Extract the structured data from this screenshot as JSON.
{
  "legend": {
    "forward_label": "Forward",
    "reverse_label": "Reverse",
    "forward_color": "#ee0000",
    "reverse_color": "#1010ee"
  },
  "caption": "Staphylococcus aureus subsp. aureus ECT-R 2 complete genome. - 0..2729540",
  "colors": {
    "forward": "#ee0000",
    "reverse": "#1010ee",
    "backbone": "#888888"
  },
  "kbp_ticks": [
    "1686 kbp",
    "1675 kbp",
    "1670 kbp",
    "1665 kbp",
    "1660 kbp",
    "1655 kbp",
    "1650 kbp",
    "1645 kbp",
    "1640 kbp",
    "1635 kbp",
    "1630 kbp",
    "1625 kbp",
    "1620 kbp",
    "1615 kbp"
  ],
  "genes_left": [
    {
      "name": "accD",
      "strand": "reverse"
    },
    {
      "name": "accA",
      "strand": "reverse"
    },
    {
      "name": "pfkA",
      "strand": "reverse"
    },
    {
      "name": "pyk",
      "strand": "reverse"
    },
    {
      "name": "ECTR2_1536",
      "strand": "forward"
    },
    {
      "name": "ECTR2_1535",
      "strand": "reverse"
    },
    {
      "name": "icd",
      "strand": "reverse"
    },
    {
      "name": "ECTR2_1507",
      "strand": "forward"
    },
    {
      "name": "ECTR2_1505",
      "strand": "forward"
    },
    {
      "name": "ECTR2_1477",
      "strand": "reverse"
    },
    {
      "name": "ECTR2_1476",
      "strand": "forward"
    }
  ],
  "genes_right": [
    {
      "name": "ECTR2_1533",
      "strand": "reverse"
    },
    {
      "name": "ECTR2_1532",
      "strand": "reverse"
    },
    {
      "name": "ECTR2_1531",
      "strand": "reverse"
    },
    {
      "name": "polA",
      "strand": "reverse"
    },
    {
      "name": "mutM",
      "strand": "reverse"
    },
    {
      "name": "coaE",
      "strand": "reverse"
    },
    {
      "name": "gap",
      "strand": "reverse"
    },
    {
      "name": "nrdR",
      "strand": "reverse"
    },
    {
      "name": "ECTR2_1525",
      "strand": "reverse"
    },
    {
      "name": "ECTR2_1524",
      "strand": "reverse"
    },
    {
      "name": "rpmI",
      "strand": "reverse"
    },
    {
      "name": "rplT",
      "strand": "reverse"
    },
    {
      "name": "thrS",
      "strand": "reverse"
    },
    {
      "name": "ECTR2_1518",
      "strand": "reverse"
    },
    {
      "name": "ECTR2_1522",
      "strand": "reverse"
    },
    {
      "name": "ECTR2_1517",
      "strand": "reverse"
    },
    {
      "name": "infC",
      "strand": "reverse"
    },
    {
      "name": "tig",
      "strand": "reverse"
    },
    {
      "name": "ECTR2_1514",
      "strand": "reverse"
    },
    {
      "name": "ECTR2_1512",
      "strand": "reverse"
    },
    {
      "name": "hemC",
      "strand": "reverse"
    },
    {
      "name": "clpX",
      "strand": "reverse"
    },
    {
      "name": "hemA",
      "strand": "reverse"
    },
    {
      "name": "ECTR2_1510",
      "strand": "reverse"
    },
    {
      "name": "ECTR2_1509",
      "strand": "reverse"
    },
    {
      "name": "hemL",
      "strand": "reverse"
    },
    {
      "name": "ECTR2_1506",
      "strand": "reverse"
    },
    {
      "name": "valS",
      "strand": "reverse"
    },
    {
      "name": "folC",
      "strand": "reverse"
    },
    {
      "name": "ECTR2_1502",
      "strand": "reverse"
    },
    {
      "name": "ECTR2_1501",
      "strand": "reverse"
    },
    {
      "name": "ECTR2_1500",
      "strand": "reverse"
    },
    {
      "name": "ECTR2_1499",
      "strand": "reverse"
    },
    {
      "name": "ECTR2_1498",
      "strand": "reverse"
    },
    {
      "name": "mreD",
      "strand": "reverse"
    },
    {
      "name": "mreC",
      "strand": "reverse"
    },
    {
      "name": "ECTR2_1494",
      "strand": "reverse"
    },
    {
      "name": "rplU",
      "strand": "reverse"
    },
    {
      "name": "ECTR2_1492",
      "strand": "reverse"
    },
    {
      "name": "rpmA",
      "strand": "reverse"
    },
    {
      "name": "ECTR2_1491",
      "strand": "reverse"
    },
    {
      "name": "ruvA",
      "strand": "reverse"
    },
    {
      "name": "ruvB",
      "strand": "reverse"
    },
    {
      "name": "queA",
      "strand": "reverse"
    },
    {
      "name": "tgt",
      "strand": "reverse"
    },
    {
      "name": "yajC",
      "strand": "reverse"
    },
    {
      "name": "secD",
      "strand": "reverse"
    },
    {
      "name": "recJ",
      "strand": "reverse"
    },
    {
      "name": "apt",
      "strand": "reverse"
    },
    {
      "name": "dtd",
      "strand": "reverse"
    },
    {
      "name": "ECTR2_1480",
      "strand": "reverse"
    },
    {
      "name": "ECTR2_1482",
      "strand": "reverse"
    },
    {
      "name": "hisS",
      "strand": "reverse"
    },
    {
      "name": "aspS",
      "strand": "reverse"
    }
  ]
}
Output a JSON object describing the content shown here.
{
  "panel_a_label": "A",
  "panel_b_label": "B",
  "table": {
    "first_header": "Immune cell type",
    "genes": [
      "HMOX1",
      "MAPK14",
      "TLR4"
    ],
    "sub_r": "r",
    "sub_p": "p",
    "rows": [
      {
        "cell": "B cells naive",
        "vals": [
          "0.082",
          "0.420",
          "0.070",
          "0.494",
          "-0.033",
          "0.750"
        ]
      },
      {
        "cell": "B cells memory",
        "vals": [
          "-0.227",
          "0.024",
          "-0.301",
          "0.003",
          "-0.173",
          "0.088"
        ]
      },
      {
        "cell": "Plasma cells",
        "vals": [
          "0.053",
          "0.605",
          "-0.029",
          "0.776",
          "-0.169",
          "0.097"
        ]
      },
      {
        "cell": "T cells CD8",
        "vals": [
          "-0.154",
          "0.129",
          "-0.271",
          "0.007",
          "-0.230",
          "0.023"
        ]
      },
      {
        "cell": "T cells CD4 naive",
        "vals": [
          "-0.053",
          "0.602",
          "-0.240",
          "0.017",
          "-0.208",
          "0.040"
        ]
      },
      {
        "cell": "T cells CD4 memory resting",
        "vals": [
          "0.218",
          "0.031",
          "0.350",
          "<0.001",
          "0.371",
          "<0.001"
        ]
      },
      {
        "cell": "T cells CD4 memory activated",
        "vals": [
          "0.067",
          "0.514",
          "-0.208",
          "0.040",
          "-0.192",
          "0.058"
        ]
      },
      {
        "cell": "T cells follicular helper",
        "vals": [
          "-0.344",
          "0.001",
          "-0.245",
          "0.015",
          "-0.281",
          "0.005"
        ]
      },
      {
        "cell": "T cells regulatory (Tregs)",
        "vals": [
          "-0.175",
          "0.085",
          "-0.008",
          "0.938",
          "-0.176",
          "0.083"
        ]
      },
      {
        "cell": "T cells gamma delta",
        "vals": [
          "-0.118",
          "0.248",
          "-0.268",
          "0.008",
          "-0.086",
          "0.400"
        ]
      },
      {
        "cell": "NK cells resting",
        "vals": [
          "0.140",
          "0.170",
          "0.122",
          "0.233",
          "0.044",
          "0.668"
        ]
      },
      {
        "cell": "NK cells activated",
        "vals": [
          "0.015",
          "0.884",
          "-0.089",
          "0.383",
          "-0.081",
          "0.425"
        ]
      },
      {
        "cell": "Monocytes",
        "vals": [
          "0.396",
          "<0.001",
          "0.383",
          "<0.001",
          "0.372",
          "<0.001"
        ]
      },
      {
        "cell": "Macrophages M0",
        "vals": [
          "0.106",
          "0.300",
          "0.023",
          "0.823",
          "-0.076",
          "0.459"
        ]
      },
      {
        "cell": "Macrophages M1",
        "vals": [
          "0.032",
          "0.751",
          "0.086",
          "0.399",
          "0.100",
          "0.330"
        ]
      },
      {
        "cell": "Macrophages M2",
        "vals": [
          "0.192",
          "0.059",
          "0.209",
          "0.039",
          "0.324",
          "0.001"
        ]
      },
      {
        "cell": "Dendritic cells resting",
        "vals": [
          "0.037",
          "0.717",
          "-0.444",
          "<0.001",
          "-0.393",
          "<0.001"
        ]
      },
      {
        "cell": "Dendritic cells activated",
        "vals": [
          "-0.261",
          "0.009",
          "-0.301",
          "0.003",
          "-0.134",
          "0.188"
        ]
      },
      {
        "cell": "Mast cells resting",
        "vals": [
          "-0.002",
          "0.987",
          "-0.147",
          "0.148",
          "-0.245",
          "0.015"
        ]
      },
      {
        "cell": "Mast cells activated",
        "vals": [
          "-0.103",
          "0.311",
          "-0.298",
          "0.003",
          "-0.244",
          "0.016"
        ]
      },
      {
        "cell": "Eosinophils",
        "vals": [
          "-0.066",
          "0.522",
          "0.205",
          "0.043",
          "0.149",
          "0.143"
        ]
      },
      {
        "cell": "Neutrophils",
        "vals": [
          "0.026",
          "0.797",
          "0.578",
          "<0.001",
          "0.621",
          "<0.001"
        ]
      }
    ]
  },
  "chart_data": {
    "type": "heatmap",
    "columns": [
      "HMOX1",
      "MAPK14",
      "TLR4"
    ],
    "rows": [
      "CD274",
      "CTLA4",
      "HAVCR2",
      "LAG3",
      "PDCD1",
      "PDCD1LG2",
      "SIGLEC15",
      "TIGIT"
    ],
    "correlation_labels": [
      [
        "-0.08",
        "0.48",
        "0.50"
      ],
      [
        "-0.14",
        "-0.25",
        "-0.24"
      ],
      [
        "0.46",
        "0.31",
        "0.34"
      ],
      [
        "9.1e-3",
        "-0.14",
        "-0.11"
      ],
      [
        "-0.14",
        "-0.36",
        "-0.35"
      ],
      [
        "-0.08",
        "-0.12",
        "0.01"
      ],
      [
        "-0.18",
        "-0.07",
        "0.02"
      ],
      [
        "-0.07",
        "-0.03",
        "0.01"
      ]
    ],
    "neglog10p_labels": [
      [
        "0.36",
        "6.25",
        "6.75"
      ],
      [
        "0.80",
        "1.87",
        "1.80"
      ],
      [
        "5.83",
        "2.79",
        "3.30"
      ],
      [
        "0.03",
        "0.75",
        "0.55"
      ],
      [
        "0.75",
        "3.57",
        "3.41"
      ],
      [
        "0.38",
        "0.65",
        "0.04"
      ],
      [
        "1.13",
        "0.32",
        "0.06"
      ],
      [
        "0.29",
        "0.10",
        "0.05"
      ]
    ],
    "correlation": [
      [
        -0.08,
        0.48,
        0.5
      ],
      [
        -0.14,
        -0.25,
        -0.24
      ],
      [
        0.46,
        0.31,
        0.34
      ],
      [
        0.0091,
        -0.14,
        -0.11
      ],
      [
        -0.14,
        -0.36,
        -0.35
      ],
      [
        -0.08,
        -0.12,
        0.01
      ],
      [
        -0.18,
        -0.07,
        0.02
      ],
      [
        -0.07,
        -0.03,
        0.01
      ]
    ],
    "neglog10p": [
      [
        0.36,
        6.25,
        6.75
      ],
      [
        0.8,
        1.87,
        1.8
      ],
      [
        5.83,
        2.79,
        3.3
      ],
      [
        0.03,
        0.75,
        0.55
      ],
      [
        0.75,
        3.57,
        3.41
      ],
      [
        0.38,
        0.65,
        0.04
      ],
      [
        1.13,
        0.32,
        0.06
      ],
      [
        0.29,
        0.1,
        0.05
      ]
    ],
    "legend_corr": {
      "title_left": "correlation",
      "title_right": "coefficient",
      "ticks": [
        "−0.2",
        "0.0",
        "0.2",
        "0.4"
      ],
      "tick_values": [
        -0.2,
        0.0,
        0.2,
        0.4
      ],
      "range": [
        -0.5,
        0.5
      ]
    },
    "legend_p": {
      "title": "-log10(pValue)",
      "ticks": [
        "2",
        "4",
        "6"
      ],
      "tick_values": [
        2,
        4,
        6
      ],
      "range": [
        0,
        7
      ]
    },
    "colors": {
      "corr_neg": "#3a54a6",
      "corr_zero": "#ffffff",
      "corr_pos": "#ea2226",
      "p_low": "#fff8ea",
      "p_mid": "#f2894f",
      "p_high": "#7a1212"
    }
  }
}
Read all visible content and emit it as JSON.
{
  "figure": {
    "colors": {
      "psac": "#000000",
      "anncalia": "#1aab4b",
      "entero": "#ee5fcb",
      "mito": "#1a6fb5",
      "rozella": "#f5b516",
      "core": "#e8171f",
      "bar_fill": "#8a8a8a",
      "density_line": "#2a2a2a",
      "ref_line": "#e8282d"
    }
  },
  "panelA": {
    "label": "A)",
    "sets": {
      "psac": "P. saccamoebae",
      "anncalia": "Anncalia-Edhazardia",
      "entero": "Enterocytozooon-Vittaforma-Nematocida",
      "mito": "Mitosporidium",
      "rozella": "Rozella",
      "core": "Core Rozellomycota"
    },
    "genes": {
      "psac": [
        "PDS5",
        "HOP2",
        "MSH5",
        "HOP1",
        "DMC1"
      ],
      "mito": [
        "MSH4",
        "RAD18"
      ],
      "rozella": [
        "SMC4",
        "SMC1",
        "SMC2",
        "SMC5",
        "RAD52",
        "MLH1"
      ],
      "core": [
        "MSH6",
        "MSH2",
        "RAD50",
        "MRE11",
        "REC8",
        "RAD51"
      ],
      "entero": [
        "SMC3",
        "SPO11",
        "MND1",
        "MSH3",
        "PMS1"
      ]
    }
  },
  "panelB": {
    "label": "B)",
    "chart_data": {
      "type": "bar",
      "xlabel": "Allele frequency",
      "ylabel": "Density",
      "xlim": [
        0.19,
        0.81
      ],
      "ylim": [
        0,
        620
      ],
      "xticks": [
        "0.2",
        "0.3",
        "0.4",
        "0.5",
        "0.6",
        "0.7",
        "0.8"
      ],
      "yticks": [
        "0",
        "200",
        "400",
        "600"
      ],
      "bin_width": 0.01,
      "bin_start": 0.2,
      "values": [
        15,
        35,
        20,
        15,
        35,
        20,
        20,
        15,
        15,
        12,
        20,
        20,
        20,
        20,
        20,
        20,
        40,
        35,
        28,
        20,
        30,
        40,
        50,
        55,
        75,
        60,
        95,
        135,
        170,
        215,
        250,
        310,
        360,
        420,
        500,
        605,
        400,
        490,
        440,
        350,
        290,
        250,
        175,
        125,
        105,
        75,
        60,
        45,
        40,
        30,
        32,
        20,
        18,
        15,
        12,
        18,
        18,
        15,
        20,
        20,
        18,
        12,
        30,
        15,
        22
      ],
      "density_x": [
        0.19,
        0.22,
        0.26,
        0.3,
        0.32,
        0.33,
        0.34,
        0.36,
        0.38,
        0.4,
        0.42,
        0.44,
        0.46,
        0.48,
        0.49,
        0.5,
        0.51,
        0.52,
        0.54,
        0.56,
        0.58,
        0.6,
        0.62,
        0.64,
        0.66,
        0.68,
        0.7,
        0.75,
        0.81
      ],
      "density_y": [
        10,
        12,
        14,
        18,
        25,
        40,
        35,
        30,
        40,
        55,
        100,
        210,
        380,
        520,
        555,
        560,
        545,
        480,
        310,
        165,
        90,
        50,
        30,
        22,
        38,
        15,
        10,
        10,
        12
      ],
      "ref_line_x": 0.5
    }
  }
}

######

The lines above that hold the word "memory" need counting; write the count and nothing more.

### Finished task
3